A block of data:
(begin)

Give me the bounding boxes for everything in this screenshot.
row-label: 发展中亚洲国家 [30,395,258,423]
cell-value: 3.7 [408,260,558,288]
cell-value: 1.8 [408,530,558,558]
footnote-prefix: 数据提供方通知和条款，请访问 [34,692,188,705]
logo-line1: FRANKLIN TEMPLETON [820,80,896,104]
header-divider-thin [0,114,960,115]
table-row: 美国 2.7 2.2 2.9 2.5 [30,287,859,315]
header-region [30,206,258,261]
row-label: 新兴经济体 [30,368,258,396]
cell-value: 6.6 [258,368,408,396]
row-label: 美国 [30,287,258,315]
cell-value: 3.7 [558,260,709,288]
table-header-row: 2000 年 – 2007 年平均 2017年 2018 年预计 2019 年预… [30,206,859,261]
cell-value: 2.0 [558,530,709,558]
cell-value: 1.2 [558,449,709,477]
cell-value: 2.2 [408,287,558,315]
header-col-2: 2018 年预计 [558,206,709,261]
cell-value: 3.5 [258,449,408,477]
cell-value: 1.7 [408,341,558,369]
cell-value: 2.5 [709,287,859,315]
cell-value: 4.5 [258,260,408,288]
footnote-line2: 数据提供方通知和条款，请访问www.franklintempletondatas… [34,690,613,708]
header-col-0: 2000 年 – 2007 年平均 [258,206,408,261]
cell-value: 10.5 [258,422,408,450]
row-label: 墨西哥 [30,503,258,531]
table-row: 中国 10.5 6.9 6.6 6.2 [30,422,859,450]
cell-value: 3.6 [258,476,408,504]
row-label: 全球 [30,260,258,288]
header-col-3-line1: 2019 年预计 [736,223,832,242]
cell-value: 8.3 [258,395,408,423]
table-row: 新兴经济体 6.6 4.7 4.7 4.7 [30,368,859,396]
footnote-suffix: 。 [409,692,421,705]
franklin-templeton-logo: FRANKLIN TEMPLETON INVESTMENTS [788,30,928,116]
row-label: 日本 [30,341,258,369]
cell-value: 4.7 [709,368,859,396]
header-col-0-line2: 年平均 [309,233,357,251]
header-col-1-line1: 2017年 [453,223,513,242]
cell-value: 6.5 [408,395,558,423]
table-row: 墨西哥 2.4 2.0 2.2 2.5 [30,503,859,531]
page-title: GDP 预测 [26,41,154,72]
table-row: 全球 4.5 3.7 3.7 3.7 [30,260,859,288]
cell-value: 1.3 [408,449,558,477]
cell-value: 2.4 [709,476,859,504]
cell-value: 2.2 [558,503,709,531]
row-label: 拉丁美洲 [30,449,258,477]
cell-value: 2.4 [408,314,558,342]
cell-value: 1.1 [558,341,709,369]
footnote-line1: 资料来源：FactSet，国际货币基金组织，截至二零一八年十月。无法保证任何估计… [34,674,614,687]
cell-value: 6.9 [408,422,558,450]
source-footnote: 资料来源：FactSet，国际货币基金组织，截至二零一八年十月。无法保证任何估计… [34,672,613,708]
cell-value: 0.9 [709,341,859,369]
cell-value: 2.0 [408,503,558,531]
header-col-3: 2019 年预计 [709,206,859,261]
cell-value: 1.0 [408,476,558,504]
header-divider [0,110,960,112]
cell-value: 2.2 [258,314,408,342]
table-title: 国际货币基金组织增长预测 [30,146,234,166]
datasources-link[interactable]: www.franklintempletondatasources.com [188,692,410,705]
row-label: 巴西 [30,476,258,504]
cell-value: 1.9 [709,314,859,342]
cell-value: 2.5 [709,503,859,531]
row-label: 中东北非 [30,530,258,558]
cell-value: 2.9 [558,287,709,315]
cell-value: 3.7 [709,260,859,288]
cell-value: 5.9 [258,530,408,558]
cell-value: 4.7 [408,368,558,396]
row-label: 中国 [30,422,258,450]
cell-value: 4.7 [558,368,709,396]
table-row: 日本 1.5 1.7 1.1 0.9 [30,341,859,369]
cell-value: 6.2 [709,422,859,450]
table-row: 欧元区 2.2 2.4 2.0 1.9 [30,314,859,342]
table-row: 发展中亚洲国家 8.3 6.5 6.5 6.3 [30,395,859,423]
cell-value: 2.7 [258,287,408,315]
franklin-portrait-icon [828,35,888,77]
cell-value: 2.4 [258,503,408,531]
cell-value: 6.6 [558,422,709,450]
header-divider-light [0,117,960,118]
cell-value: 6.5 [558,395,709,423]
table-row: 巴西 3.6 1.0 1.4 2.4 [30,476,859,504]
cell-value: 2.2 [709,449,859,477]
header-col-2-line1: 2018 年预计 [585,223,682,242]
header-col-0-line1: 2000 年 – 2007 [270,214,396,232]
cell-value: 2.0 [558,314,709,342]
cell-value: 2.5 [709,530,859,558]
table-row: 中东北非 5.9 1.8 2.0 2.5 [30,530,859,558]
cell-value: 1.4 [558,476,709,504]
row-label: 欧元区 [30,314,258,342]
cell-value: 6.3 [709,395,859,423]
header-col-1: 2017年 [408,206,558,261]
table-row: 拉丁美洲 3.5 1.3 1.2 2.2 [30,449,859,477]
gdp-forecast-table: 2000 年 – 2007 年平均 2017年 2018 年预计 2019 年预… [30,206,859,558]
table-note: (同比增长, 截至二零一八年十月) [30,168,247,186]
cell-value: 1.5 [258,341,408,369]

(end)

◆ **SET PROBLEM**: Could you copy every line of the material above verbatim, changing nothing?

◆ **REPLY TO THE TASK**:
Give me the bounding boxes for everything in this screenshot.
row-label: 发展中亚洲国家 [30,395,258,423]
cell-value: 3.7 [408,260,558,288]
cell-value: 1.8 [408,530,558,558]
footnote-prefix: 数据提供方通知和条款，请访问 [34,692,188,705]
logo-line1: FRANKLIN TEMPLETON [820,80,896,104]
header-divider-thin [0,114,960,115]
table-row: 美国 2.7 2.2 2.9 2.5 [30,287,859,315]
header-region [30,206,258,261]
row-label: 新兴经济体 [30,368,258,396]
cell-value: 6.6 [258,368,408,396]
row-label: 美国 [30,287,258,315]
cell-value: 3.7 [558,260,709,288]
table-header-row: 2000 年 – 2007 年平均 2017年 2018 年预计 2019 年预… [30,206,859,261]
cell-value: 2.0 [558,530,709,558]
cell-value: 1.2 [558,449,709,477]
cell-value: 2.2 [408,287,558,315]
header-col-2: 2018 年预计 [558,206,709,261]
cell-value: 3.5 [258,449,408,477]
cell-value: 1.7 [408,341,558,369]
cell-value: 2.5 [709,287,859,315]
cell-value: 4.5 [258,260,408,288]
footnote-line2: 数据提供方通知和条款，请访问www.franklintempletondatas… [34,690,613,708]
header-col-0: 2000 年 – 2007 年平均 [258,206,408,261]
cell-value: 10.5 [258,422,408,450]
row-label: 墨西哥 [30,503,258,531]
table-row: 中国 10.5 6.9 6.6 6.2 [30,422,859,450]
cell-value: 3.6 [258,476,408,504]
row-label: 全球 [30,260,258,288]
header-col-3-line1: 2019 年预计 [736,223,832,242]
cell-value: 8.3 [258,395,408,423]
table-row: 新兴经济体 6.6 4.7 4.7 4.7 [30,368,859,396]
footnote-suffix: 。 [409,692,421,705]
franklin-templeton-logo: FRANKLIN TEMPLETON INVESTMENTS [788,30,928,116]
row-label: 日本 [30,341,258,369]
cell-value: 4.7 [709,368,859,396]
header-col-0-line2: 年平均 [309,233,357,251]
header-col-1-line1: 2017年 [453,223,513,242]
cell-value: 6.5 [408,395,558,423]
table-row: 墨西哥 2.4 2.0 2.2 2.5 [30,503,859,531]
page-title: GDP 预测 [26,41,154,72]
table-row: 全球 4.5 3.7 3.7 3.7 [30,260,859,288]
cell-value: 1.3 [408,449,558,477]
cell-value: 2.4 [709,476,859,504]
cell-value: 2.2 [558,503,709,531]
row-label: 拉丁美洲 [30,449,258,477]
cell-value: 2.4 [408,314,558,342]
cell-value: 1.1 [558,341,709,369]
footnote-line1: 资料来源：FactSet，国际货币基金组织，截至二零一八年十月。无法保证任何估计… [34,674,614,687]
cell-value: 6.9 [408,422,558,450]
source-footnote: 资料来源：FactSet，国际货币基金组织，截至二零一八年十月。无法保证任何估计… [34,672,613,708]
cell-value: 0.9 [709,341,859,369]
cell-value: 2.0 [408,503,558,531]
header-col-3: 2019 年预计 [709,206,859,261]
cell-value: 1.0 [408,476,558,504]
header-divider [0,110,960,112]
cell-value: 2.2 [258,314,408,342]
table-title: 国际货币基金组织增长预测 [30,146,234,166]
datasources-link[interactable]: www.franklintempletondatasources.com [188,692,410,705]
row-label: 巴西 [30,476,258,504]
cell-value: 1.9 [709,314,859,342]
cell-value: 2.5 [709,503,859,531]
row-label: 中东北非 [30,530,258,558]
cell-value: 2.9 [558,287,709,315]
cell-value: 3.7 [709,260,859,288]
cell-value: 5.9 [258,530,408,558]
cell-value: 4.7 [408,368,558,396]
row-label: 中国 [30,422,258,450]
cell-value: 4.7 [558,368,709,396]
table-row: 日本 1.5 1.7 1.1 0.9 [30,341,859,369]
cell-value: 6.2 [709,422,859,450]
table-row: 欧元区 2.2 2.4 2.0 1.9 [30,314,859,342]
table-row: 发展中亚洲国家 8.3 6.5 6.5 6.3 [30,395,859,423]
cell-value: 2.7 [258,287,408,315]
franklin-portrait-icon [828,35,888,77]
cell-value: 2.4 [258,503,408,531]
cell-value: 6.6 [558,422,709,450]
header-divider-light [0,117,960,118]
cell-value: 6.5 [558,395,709,423]
table-row: 巴西 3.6 1.0 1.4 2.4 [30,476,859,504]
cell-value: 2.2 [709,449,859,477]
header-col-2-line1: 2018 年预计 [585,223,682,242]
header-col-0-line1: 2000 年 – 2007 [270,214,396,232]
cell-value: 2.0 [558,314,709,342]
cell-value: 2.5 [709,530,859,558]
table-row: 中东北非 5.9 1.8 2.0 2.5 [30,530,859,558]
cell-value: 1.4 [558,476,709,504]
row-label: 欧元区 [30,314,258,342]
cell-value: 6.3 [709,395,859,423]
header-col-1: 2017年 [408,206,558,261]
table-row: 拉丁美洲 3.5 1.3 1.2 2.2 [30,449,859,477]
gdp-forecast-table: 2000 年 – 2007 年平均 2017年 2018 年预计 2019 年预… [30,206,859,558]
table-note: (同比增长, 截至二零一八年十月) [30,168,247,186]
cell-value: 1.5 [258,341,408,369]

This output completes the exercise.